• What this task involves:
Word for word, restate every line of the material.

++++ Material for this exercise ++++

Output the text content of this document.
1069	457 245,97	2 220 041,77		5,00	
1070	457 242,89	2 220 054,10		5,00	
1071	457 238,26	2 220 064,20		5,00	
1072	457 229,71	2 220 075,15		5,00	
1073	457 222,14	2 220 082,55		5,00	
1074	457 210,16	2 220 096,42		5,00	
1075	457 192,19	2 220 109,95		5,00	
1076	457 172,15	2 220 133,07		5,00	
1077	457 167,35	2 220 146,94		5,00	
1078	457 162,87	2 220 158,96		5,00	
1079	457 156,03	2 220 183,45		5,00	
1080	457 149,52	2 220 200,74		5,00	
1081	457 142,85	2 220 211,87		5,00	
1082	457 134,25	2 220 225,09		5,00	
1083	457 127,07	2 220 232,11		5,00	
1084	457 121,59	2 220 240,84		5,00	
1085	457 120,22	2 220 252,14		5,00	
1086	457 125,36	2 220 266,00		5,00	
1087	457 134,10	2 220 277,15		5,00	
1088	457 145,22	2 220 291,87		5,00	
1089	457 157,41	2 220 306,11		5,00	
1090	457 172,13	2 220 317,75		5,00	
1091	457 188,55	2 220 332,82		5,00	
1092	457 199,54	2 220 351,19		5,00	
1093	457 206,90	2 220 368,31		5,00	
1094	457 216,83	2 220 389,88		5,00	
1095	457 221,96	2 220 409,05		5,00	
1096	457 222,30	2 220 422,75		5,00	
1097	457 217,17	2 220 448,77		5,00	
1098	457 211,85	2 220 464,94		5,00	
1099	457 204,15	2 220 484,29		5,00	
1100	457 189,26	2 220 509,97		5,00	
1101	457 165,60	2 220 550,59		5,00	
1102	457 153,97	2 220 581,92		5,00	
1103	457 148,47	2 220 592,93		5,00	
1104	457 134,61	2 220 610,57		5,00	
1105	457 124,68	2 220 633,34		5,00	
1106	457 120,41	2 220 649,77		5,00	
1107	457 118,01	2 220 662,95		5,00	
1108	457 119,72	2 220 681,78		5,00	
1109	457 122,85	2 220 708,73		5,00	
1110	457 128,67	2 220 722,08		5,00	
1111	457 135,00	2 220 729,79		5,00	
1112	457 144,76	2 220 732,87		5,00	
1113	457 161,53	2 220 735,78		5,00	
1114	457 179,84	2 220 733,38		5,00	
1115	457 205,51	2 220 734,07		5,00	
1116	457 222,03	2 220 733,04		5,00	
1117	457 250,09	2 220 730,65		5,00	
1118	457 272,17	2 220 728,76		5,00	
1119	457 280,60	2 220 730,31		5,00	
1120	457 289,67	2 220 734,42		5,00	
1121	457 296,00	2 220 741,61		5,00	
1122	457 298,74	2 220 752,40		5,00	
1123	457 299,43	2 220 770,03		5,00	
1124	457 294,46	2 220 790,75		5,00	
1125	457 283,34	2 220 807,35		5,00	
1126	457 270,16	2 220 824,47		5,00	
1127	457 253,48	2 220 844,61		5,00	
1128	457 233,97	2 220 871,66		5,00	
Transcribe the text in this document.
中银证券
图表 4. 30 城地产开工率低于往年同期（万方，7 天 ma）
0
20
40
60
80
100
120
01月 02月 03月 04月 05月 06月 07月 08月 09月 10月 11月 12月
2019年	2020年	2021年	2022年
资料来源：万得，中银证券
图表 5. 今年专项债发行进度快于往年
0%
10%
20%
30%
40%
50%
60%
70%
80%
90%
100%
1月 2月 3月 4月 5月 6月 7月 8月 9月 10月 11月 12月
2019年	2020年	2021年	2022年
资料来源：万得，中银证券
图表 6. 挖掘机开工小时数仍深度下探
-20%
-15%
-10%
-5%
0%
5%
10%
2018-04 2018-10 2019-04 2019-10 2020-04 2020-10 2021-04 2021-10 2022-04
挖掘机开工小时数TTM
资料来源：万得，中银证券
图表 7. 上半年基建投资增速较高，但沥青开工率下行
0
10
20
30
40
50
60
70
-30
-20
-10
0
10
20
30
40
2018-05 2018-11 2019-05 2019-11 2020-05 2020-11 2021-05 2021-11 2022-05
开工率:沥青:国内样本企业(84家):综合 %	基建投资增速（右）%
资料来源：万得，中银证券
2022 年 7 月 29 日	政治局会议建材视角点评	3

++++

• Response for this exercise:
Output the text content of this document.
1069	457 245,97	2 220 041,77		5,00	
1070	457 242,89	2 220 054,10		5,00	
1071	457 238,26	2 220 064,20		5,00	
1072	457 229,71	2 220 075,15		5,00	
1073	457 222,14	2 220 082,55		5,00	
1074	457 210,16	2 220 096,42		5,00	
1075	457 192,19	2 220 109,95		5,00	
1076	457 172,15	2 220 133,07		5,00	
1077	457 167,35	2 220 146,94		5,00	
1078	457 162,87	2 220 158,96		5,00	
1079	457 156,03	2 220 183,45		5,00	
1080	457 149,52	2 220 200,74		5,00	
1081	457 142,85	2 220 211,87		5,00	
1082	457 134,25	2 220 225,09		5,00	
1083	457 127,07	2 220 232,11		5,00	
1084	457 121,59	2 220 240,84		5,00	
1085	457 120,22	2 220 252,14		5,00	
1086	457 125,36	2 220 266,00		5,00	
1087	457 134,10	2 220 277,15		5,00	
1088	457 145,22	2 220 291,87		5,00	
1089	457 157,41	2 220 306,11		5,00	
1090	457 172,13	2 220 317,75		5,00	
1091	457 188,55	2 220 332,82		5,00	
1092	457 199,54	2 220 351,19		5,00	
1093	457 206,90	2 220 368,31		5,00	
1094	457 216,83	2 220 389,88		5,00	
1095	457 221,96	2 220 409,05		5,00	
1096	457 222,30	2 220 422,75		5,00	
1097	457 217,17	2 220 448,77		5,00	
1098	457 211,85	2 220 464,94		5,00	
1099	457 204,15	2 220 484,29		5,00	
1100	457 189,26	2 220 509,97		5,00	
1101	457 165,60	2 220 550,59		5,00	
1102	457 153,97	2 220 581,92		5,00	
1103	457 148,47	2 220 592,93		5,00	
1104	457 134,61	2 220 610,57		5,00	
1105	457 124,68	2 220 633,34		5,00	
1106	457 120,41	2 220 649,77		5,00	
1107	457 118,01	2 220 662,95		5,00	
1108	457 119,72	2 220 681,78		5,00	
1109	457 122,85	2 220 708,73		5,00	
1110	457 128,67	2 220 722,08		5,00	
1111	457 135,00	2 220 729,79		5,00	
1112	457 144,76	2 220 732,87		5,00	
1113	457 161,53	2 220 735,78		5,00	
1114	457 179,84	2 220 733,38		5,00	
1115	457 205,51	2 220 734,07		5,00	
1116	457 222,03	2 220 733,04		5,00	
1117	457 250,09	2 220 730,65		5,00	
1118	457 272,17	2 220 728,76		5,00	
1119	457 280,60	2 220 730,31		5,00	
1120	457 289,67	2 220 734,42		5,00	
1121	457 296,00	2 220 741,61		5,00	
1122	457 298,74	2 220 752,40		5,00	
1123	457 299,43	2 220 770,03		5,00	
1124	457 294,46	2 220 790,75		5,00	
1125	457 283,34	2 220 807,35		5,00	
1126	457 270,16	2 220 824,47		5,00	
1127	457 253,48	2 220 844,61		5,00	
1128	457 233,97	2 220 871,66		5,00	
Transcribe the text in this document.
中银证券
图表 4. 30 城地产开工率低于往年同期（万方，7 天 ma）
0
20
40
60
80
100
120
01月 02月 03月 04月 05月 06月 07月 08月 09月 10月 11月 12月
2019年	2020年	2021年	2022年
资料来源：万得，中银证券
图表 5. 今年专项债发行进度快于往年
0%
10%
20%
30%
40%
50%
60%
70%
80%
90%
100%
1月 2月 3月 4月 5月 6月 7月 8月 9月 10月 11月 12月
2019年	2020年	2021年	2022年
资料来源：万得，中银证券
图表 6. 挖掘机开工小时数仍深度下探
-20%
-15%
-10%
-5%
0%
5%
10%
2018-04 2018-10 2019-04 2019-10 2020-04 2020-10 2021-04 2021-10 2022-04
挖掘机开工小时数TTM
资料来源：万得，中银证券
图表 7. 上半年基建投资增速较高，但沥青开工率下行
0
10
20
30
40
50
60
70
-30
-20
-10
0
10
20
30
40
2018-05 2018-11 2019-05 2019-11 2020-05 2020-11 2021-05 2021-11 2022-05
开工率:沥青:国内样本企业(84家):综合 %	基建投资增速（右）%
资料来源：万得，中银证券
2022 年 7 月 29 日	政治局会议建材视角点评	3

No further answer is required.